**TASK PROMPT**
Locate each line with the string "title" in the listing below and copy it.

**MATERIAL FOR THIS TASK**

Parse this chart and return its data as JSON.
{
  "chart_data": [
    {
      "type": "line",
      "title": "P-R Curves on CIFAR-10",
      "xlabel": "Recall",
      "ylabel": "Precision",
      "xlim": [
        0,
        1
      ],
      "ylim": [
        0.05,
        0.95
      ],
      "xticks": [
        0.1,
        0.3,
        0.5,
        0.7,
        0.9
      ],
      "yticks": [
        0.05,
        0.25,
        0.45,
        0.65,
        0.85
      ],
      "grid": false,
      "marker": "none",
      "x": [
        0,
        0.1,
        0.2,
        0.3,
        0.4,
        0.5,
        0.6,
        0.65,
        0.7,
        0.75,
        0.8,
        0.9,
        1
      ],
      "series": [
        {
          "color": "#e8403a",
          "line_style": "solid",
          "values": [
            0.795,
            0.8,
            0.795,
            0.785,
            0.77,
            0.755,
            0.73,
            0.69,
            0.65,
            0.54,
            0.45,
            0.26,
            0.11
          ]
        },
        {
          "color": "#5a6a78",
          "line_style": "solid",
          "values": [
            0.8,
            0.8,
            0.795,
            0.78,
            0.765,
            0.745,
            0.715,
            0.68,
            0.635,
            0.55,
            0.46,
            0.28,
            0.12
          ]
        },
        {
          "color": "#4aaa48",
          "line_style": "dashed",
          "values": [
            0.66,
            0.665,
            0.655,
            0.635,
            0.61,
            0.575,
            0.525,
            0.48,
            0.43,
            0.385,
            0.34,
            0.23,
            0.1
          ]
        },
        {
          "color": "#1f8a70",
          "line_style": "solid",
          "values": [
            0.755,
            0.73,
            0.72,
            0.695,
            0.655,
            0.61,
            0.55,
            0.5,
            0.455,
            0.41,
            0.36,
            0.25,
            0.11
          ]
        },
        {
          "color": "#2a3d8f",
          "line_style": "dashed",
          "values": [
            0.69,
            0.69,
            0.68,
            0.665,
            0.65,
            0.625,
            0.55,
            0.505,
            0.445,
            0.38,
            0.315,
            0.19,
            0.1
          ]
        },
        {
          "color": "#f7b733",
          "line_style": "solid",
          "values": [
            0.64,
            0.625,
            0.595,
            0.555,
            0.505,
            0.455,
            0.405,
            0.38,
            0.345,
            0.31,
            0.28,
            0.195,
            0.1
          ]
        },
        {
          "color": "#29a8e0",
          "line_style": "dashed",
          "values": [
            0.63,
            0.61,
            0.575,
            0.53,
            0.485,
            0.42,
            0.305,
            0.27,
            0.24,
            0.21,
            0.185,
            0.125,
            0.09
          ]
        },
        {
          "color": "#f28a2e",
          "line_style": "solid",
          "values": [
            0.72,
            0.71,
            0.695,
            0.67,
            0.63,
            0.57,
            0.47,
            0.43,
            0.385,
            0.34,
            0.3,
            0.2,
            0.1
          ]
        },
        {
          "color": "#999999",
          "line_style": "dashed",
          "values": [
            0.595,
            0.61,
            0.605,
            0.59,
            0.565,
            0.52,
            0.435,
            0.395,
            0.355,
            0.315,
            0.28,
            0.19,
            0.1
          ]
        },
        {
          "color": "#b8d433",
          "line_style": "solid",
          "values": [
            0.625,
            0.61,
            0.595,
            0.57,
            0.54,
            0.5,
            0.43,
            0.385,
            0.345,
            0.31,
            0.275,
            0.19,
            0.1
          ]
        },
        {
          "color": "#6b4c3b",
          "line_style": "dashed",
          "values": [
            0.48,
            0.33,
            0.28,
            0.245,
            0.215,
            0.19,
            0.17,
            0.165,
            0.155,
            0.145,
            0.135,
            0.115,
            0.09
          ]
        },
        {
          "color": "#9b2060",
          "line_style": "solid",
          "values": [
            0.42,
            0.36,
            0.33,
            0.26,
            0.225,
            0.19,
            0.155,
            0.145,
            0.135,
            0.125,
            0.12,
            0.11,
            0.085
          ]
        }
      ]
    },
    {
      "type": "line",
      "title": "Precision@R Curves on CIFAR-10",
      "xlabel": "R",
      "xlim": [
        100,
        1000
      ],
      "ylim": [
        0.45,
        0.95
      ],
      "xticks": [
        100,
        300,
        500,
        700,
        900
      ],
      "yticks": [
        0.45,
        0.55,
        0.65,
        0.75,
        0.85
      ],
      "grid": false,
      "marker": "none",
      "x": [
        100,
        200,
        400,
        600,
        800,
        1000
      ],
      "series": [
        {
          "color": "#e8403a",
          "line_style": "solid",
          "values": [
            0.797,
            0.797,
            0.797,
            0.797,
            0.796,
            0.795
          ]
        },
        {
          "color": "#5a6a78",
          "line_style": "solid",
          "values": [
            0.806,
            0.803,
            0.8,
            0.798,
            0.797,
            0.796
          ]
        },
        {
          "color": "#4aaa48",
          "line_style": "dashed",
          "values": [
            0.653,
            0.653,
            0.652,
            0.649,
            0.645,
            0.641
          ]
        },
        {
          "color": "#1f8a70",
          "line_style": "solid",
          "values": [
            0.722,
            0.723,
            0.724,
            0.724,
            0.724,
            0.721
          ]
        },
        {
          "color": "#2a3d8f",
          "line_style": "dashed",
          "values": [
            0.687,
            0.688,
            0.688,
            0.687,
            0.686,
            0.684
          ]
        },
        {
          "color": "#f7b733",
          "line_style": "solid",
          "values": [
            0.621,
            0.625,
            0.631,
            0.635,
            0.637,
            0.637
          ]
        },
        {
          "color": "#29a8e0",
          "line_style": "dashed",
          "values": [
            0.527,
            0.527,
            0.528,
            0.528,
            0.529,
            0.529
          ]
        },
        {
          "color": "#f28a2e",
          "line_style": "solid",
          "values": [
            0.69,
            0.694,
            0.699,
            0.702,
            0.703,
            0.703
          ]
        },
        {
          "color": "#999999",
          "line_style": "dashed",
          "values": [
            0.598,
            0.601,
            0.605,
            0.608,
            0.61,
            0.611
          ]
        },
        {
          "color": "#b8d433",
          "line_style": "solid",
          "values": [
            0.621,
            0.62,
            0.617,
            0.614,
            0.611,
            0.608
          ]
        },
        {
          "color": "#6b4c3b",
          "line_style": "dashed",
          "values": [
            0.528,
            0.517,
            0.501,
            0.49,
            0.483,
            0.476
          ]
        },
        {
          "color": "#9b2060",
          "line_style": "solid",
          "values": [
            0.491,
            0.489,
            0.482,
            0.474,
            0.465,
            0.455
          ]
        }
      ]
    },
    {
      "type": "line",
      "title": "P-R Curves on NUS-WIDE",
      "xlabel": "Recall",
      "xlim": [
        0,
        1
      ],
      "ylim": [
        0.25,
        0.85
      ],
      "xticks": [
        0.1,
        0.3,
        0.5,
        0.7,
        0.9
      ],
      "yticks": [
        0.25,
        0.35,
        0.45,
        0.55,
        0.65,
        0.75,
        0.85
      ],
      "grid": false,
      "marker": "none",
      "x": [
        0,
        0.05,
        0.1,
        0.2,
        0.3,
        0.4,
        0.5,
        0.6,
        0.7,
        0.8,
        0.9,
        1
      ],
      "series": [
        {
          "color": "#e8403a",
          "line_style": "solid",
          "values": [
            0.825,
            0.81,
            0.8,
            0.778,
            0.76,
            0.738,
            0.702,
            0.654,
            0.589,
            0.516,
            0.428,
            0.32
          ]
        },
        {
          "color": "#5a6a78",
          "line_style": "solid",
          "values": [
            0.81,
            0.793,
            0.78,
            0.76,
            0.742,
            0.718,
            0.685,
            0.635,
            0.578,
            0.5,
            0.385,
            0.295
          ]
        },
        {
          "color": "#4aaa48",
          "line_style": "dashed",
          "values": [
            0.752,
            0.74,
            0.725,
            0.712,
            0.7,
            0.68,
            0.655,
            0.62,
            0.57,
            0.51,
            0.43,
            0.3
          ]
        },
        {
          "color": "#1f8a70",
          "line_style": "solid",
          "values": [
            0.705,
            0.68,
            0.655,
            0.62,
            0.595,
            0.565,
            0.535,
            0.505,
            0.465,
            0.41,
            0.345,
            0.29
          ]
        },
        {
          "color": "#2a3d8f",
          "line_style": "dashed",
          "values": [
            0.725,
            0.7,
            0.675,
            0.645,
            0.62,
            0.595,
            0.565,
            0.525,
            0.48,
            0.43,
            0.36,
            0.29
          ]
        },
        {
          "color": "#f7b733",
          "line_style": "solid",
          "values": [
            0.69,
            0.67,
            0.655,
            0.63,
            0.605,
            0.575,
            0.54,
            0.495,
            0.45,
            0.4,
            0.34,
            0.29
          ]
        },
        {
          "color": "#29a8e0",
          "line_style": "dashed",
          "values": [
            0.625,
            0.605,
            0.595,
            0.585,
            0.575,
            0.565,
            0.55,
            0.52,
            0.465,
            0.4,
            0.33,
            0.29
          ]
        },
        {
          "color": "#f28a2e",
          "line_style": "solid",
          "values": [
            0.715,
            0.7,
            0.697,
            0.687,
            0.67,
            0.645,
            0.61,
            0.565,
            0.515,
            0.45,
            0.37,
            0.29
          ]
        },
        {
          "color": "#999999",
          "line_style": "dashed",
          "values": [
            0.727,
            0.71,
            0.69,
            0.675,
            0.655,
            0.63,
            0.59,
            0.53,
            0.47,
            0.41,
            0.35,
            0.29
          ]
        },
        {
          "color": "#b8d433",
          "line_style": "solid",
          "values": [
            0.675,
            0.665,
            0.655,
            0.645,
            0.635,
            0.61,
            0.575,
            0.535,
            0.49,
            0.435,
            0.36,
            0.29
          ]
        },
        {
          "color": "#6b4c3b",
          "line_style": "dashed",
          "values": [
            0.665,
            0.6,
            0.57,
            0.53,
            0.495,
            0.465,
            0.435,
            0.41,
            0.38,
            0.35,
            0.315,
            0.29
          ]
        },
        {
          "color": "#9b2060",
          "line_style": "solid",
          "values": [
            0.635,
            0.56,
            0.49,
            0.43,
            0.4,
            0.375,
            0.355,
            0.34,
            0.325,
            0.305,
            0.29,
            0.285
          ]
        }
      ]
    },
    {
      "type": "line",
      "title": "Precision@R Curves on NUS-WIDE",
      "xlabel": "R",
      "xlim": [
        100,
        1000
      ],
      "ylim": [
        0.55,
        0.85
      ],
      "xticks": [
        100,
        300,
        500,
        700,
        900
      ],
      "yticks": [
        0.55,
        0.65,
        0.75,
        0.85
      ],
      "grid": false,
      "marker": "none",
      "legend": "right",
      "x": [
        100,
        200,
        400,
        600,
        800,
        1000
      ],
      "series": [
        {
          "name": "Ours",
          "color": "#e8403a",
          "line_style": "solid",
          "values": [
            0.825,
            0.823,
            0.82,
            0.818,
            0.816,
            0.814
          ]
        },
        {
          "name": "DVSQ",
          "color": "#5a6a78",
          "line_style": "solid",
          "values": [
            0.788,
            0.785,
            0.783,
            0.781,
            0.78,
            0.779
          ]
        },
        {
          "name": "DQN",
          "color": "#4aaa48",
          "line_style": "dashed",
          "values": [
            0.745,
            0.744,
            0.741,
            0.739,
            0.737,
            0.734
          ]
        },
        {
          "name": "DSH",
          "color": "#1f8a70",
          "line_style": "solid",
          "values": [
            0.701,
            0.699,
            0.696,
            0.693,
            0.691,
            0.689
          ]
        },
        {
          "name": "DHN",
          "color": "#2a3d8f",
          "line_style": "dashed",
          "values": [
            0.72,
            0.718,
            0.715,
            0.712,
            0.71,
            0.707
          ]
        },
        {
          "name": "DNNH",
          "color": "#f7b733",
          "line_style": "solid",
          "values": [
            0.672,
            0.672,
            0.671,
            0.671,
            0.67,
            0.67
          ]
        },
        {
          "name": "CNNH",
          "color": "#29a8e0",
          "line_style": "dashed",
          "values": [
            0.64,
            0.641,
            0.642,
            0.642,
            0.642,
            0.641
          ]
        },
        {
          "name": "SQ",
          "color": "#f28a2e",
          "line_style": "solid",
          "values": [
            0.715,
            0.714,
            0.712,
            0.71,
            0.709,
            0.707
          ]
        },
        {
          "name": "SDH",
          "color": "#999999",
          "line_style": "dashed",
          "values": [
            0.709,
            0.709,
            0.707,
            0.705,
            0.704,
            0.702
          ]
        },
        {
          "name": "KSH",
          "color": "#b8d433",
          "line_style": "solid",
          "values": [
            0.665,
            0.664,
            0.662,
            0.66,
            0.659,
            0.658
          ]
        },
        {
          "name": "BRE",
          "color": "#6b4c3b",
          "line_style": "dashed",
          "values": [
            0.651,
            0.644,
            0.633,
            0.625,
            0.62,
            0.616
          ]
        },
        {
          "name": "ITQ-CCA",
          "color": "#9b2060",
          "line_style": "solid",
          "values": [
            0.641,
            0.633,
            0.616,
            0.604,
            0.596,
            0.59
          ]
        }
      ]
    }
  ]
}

**WRITTEN ANSWER**
      "title": "P-R Curves on CIFAR-10",
      "title": "Precision@R Curves on CIFAR-10",
      "title": "P-R Curves on NUS-WIDE",
      "title": "Precision@R Curves on NUS-WIDE",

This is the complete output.